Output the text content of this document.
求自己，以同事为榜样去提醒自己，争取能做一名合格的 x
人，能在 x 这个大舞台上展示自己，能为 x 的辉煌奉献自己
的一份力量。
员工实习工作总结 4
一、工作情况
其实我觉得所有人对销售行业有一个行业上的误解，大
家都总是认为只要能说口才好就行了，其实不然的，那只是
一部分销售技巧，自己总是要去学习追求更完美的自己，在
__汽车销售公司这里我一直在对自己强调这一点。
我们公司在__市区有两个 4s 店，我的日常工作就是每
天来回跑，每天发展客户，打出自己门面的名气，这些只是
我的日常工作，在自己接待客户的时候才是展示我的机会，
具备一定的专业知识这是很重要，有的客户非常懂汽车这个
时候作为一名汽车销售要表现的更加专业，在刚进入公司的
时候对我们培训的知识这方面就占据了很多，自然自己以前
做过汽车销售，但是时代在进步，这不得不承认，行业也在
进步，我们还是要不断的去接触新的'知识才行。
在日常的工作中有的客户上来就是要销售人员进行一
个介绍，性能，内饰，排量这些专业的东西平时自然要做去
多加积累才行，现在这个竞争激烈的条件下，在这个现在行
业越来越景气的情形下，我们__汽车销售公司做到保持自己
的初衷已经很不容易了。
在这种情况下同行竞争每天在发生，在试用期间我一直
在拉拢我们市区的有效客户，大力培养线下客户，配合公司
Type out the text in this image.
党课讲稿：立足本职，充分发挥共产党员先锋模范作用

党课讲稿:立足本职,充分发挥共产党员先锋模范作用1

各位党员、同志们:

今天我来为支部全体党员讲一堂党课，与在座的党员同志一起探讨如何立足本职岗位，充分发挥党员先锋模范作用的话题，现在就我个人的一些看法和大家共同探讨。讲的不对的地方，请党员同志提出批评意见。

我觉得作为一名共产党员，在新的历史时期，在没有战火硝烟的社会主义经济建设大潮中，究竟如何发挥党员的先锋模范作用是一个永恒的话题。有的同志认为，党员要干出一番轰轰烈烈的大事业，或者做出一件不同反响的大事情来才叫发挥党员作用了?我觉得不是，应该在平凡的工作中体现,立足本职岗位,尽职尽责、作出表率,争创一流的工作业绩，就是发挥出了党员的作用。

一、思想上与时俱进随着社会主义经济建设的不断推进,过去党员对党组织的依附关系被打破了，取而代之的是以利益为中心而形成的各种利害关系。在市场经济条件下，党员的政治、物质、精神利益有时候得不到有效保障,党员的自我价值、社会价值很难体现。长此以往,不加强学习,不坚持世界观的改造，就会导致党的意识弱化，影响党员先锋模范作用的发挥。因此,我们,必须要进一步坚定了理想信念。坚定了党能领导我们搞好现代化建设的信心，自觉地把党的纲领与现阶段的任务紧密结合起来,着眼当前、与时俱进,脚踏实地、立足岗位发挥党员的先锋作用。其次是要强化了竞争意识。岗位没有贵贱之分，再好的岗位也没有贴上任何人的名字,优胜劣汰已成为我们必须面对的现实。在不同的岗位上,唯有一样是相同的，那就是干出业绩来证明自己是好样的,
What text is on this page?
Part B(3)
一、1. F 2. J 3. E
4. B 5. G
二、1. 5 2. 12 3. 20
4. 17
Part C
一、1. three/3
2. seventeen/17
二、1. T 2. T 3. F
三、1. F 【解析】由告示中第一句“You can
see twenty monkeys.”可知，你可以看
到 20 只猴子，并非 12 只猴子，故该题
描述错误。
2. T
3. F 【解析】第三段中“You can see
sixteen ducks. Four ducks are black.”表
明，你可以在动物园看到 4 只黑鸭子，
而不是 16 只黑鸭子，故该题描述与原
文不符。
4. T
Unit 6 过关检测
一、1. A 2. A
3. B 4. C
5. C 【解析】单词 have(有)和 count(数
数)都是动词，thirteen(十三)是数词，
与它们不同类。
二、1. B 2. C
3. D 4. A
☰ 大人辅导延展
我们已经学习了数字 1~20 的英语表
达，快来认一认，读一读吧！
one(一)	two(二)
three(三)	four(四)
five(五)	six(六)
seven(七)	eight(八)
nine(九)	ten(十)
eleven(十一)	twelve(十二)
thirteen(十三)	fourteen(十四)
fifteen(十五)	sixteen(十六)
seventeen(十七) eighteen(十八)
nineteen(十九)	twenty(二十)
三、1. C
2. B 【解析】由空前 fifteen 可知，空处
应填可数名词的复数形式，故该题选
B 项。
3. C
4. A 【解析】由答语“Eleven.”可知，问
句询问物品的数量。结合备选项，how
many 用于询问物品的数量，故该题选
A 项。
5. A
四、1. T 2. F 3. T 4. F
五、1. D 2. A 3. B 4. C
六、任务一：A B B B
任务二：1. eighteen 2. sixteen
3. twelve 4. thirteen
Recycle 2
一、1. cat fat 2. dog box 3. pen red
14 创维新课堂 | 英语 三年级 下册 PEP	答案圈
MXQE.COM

********

● **Exercise details**
Isolate each line of the listing above that includes "fifteen". Copy it.

● **Response to this task**
fifteen(十五)	sixteen(十六)
2. B 【解析】由空前 fifteen 可知，空处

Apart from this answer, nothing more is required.